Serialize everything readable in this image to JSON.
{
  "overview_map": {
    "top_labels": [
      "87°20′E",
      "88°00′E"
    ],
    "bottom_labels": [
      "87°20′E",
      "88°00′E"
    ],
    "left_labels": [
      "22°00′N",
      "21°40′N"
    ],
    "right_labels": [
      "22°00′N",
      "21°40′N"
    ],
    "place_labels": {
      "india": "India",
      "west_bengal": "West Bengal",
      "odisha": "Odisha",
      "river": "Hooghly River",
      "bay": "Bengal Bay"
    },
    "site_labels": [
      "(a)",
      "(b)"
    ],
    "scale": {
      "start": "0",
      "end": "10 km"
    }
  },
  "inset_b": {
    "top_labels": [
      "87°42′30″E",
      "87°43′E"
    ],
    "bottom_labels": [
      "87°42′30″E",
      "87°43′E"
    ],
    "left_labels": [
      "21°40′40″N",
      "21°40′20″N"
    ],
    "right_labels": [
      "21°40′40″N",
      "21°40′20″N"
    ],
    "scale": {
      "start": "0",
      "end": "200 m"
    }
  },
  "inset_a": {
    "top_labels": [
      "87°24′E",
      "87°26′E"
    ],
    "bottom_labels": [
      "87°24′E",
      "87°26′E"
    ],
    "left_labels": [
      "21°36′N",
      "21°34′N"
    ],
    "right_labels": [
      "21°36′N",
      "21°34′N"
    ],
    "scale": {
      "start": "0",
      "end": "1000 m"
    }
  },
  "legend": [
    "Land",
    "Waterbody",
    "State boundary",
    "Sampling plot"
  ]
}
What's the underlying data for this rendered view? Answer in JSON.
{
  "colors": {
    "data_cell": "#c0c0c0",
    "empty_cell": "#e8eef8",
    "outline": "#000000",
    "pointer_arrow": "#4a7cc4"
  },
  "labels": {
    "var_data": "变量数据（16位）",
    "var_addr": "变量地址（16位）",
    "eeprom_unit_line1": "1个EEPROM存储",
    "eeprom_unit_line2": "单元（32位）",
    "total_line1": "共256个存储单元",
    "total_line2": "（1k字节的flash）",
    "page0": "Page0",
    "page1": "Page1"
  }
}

▬▬▬

Give again the lines from the line holding "What's the underlying" through the close of the listing, both included, exactly as written and with nothing else.

What's the underlying data for this rendered view? Answer in JSON.
{
  "colors": {
    "data_cell": "#c0c0c0",
    "empty_cell": "#e8eef8",
    "outline": "#000000",
    "pointer_arrow": "#4a7cc4"
  },
  "labels": {
    "var_data": "变量数据（16位）",
    "var_addr": "变量地址（16位）",
    "eeprom_unit_line1": "1个EEPROM存储",
    "eeprom_unit_line2": "单元（32位）",
    "total_line1": "共256个存储单元",
    "total_line2": "（1k字节的flash）",
    "page0": "Page0",
    "page1": "Page1"
  }
}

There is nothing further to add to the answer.